→ **What you have to do**
Answer with nothing except the number of lines that contain the word "Watts".

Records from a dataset
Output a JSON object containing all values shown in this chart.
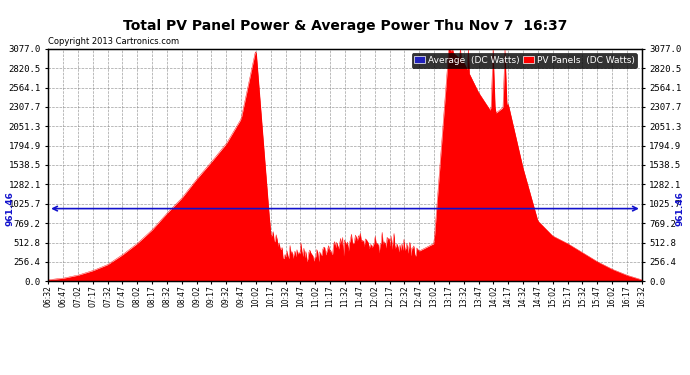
{
  "title": "Total PV Panel Power & Average Power Thu Nov 7  16:37",
  "copyright": "Copyright 2013 Cartronics.com",
  "average_value": 961.46,
  "y_max": 3077.0,
  "y_min": 0.0,
  "y_ticks": [
    0.0,
    256.4,
    512.8,
    769.2,
    1025.7,
    1282.1,
    1538.5,
    1794.9,
    2051.3,
    2307.7,
    2564.1,
    2820.5,
    3077.0
  ],
  "fill_color": "#FF0000",
  "avg_line_color": "#1111CC",
  "background_color": "#FFFFFF",
  "legend_avg_label": "Average  (DC Watts)",
  "legend_pv_label": "PV Panels  (DC Watts)",
  "legend_avg_bg": "#2222BB",
  "legend_pv_bg": "#FF0000",
  "x_ticks": [
    "06:32",
    "06:47",
    "07:02",
    "07:17",
    "07:32",
    "07:47",
    "08:02",
    "08:17",
    "08:32",
    "08:47",
    "09:02",
    "09:17",
    "09:32",
    "09:47",
    "10:02",
    "10:17",
    "10:32",
    "10:47",
    "11:02",
    "11:17",
    "11:32",
    "11:47",
    "12:02",
    "12:17",
    "12:32",
    "12:47",
    "13:02",
    "13:17",
    "13:32",
    "13:47",
    "14:02",
    "14:17",
    "14:32",
    "14:47",
    "15:02",
    "15:17",
    "15:32",
    "15:47",
    "16:02",
    "16:17",
    "16:32"
  ]
}
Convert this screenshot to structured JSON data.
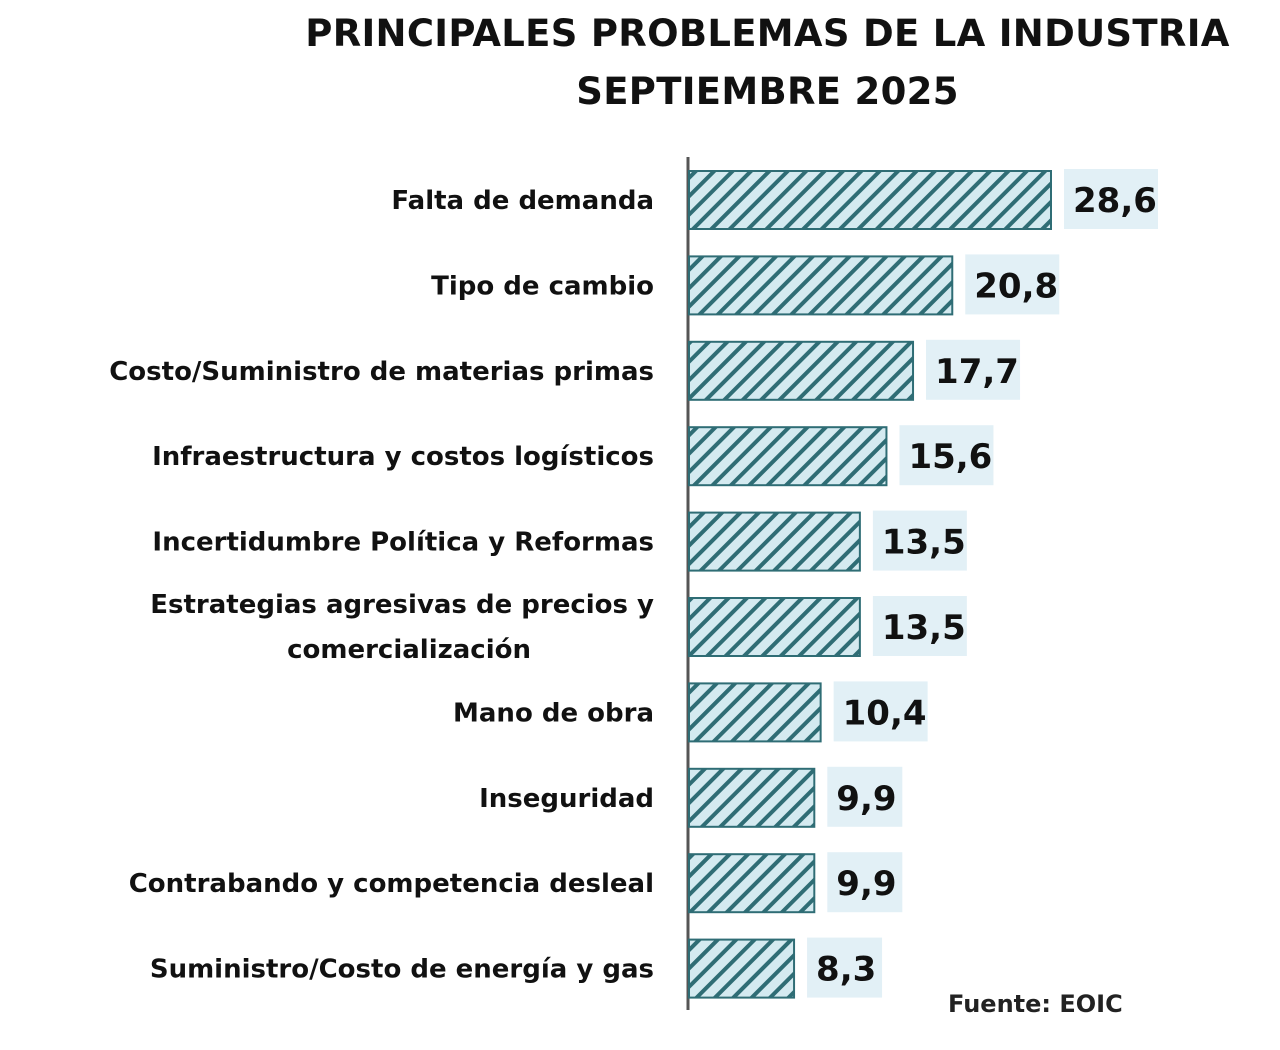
{
  "chart_data": {
    "type": "bar",
    "orientation": "horizontal",
    "title": "PRINCIPALES PROBLEMAS DE LA INDUSTRIA",
    "subtitle": "SEPTIEMBRE 2025",
    "categories": [
      "Falta de demanda",
      "Tipo de cambio",
      "Costo/Suministro de materias primas",
      "Infraestructura y costos logísticos",
      "Incertidumbre Política y Reformas",
      "Estrategias agresivas de precios y\ncomercialización",
      "Mano de obra",
      "Inseguridad",
      "Contrabando y competencia desleal",
      "Suministro/Costo de energía y gas"
    ],
    "values": [
      28.6,
      20.8,
      17.7,
      15.6,
      13.5,
      13.5,
      10.4,
      9.9,
      9.9,
      8.3
    ],
    "value_labels": [
      "28,6",
      "20,8",
      "17,7",
      "15,6",
      "13,5",
      "13,5",
      "10,4",
      "9,9",
      "9,9",
      "8,3"
    ],
    "xlim": [
      0,
      30
    ],
    "grid": false,
    "legend": "none",
    "colors": {
      "bar_fill": "#d4eaf0",
      "hatch": "#2f6d75",
      "label_bg": "#e2f0f6"
    }
  },
  "source": "Fuente: EOIC"
}
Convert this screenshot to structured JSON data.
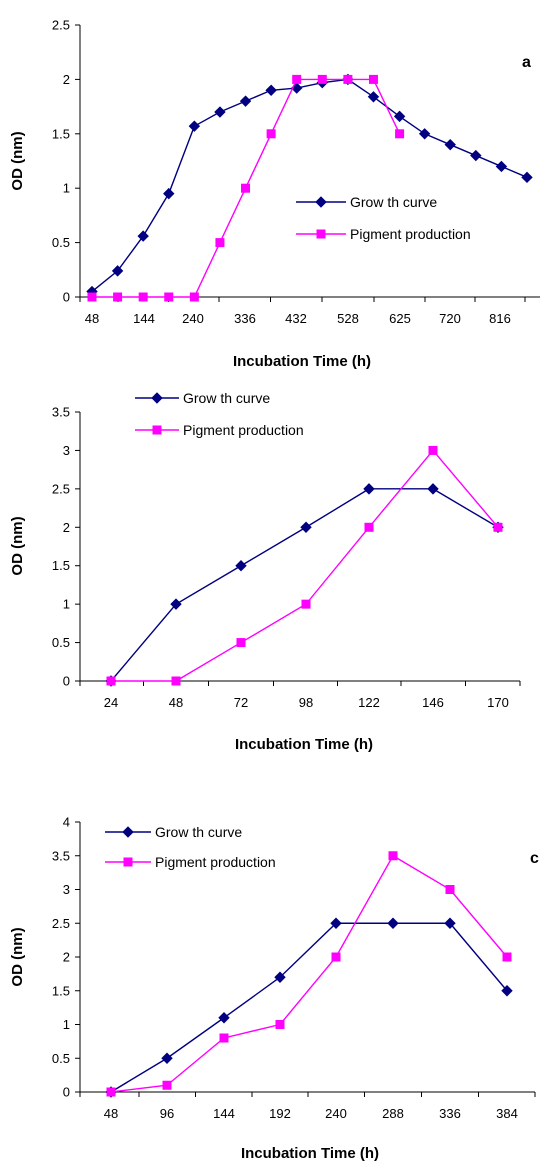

→ **Task result**
2